TASKS TO CARRY OUT:
[a] According to the conversation transcript, who was Ed Dames?
[b] Please output the part of the conversation transcript that opens with the words containing "So at this point, she" and closes with "was particularly telling.".
[c] Go on with the conversation transcript about Carrie's interview from where it stops.

SELECTED EXTRACT:
She's going to win every time.
And so she's right.
This is a Fox News interview.
All like, this is whenever Fox News brought out whatever silly liberal voice that would go on
there.
Combs.
Yeah.
Yeah.
Who would be, who would represent liberals so poorly.
Alan Combs.
Yeah.
Yeah.
It's the same thing.
Like Hannity would treat him as a punching bag.
Carrie's doing the same thing here.
I like it.
I like it as a strategy.
She's going to get huge ratings.
But it was like the first 40 minutes or so.
The interview was fine and then it took a turn somewhere.
And I'm not entirely sure why.
I think it was when he said-
It's the military sources.
Yeah.
Because when he was talking about the millennials that he has working for him,
I think that was the-
She hates millennials?
No, because he, in the, in talking about the millennials,
he disparaged the idea of all military sources.
Yeah, yeah, yeah, yeah.
But anyway, at that point in the interview,
she's kind of like, I'm over this.
Yeah, you go against the Penn Dragon.
You're going to get Carrie's, Carrie's wrath.
So she's, I think that guy wasn't actually in the military.
Of course he wasn't.
But he was in space military, Dan.
That's right.
So at this point, she just starts asking questions from the message board.
Because there's a lot of extreme going.
Of course.
And here is one of the questions that I thought was particularly telling.
Okay.
So one last question.
Someone wants to know if you have information on what Ed Dames calls the kill shot.
That's the most ridiculous idea I've ever heard in my life.
I don't even want to talk about it.
All right.
Fair enough.
So you don't know?
Okay.
Well, it's been great again to talk to you.
So that's-
Answer the question!
No, it's not that he doesn't know about it.
He doesn't want to talk about this.
So Ed Dames was another famous remote viewer.
That made a bunch of nonsense claims.

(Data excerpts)
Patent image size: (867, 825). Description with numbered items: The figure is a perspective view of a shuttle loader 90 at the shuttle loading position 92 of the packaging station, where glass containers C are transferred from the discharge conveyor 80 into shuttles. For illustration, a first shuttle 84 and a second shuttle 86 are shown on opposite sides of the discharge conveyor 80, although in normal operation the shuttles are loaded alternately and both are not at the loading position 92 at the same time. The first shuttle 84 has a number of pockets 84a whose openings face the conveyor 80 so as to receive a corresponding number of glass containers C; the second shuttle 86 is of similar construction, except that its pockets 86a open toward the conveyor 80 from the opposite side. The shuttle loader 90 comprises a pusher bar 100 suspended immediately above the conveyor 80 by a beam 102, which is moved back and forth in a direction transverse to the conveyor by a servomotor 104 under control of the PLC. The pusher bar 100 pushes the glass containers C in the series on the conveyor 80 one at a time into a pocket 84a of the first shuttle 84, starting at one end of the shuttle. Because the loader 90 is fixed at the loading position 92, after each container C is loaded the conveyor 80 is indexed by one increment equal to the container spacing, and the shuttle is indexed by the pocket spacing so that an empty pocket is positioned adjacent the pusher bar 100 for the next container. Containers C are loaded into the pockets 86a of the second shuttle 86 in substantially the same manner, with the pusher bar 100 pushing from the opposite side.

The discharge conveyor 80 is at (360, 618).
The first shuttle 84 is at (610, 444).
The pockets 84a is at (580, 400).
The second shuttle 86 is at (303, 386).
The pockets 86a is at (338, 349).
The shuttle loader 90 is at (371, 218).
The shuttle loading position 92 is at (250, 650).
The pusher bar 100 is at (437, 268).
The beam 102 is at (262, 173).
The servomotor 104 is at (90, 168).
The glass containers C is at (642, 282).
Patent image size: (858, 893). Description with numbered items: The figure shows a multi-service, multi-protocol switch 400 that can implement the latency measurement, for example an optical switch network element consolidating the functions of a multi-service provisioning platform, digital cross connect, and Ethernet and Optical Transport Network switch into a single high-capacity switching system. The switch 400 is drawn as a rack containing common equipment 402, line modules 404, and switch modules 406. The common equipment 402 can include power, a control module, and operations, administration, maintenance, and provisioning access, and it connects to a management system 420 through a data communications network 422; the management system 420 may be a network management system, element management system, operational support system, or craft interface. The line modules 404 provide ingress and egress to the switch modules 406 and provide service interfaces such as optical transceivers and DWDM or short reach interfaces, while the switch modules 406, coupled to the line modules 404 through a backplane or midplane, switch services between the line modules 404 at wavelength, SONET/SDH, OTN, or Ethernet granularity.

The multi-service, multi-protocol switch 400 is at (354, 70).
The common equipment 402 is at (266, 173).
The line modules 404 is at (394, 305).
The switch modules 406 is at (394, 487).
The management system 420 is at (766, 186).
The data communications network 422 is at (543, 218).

ANSWERS BELOW:
[a] Another famous remote viewer who made a bunch of nonsense claims.

[b]
So at this point, she just starts asking questions from the message board.
Because there's a lot of extreme going.
Of course.
And here is one of the questions that I thought was particularly telling.

[c]
I'll just list off some of these questions.
Are we talking about JFK?
No.
He said that Martians would be caught stealing fertilizer from U.S. companies.
He said that the existence of Satan would be proven by science.
Monsanto covers both of those.
He said that Bill Clinton would be killed in April 1998 on a golf course by lightning.
He claimed to know-
He was replaced by a changeling.
He claimed to know the exact location of Amelia Earhart's plane.
It is Madagascar.
He claimed that a cylindrical object containing deadly fungus spores
released by an alien intelligence was heading towards Earth in 1998.
That was a satellite, actually.
He claimed that Africa would be hit by a major famine due to a wheat fungus
that would spread to the Americas.
It came from my toes.
And then he predicted the kill shot.
Yes.
So this was in the late 90s.
He predicted that a series of powerful deadly solar flares he termed the kill shot
would impact the Earth and wipe out civilization between 2011 and 2013.
So it didn't happen.
Wait, what?
Yeah.
It didn't happen.
Okay.
So it's one of those things that really is used as an invalidation of remote viewing because-
Because it didn't happen?
Because-
While a lot of these claims were like they didn't come true-
Didn't happen in our universe.
But Ed Dames was still seen as like a legitimate part of the remote viewing community.
Right.
And so-
I trust him.
This person bringing that up is a hey go fuck yourself sort of question.
Right.
And Courtney Brown sees through that and is like I'm not going to dignify that with an answer.
Yeah.
Even though back in the day I'm sure that the two of them-
Hung.
Yeah.
Yeah, they were chill.
They were contemporaries.
For sure.
So-
You don't get the largest remote viewing facility on Earth if you don't know Ed Dames.
No, you certainly don't.
So that brings us to the end of the Project Camelot episode.
But it doesn't bring us to the end of our episode.
Oh no.
So I've been withholding a certain piece of information from you.
Uh-huh.
Wait, did Kerry go on Alex Jones' show?
No.
Okay.
Did this guy go on Alex's show?
No.
This is all still in Project Camelot World.
Okay.
So I went to the Farsight website.
I went to farsight.org and I mentioned some-
Saw a lot of single panel comics.
I mentioned some of the things that he was involved in.
This Courtney Brown was involved in remote viewing.
You know, you have the Hitler thing.
You have Martin Luther King.
You have Area 51, 9-11.
All of these are listed on his website as the project you can view.
Climate change, Giza Pyramid, JFK in the afterlife, Atlantis.
Reptilians.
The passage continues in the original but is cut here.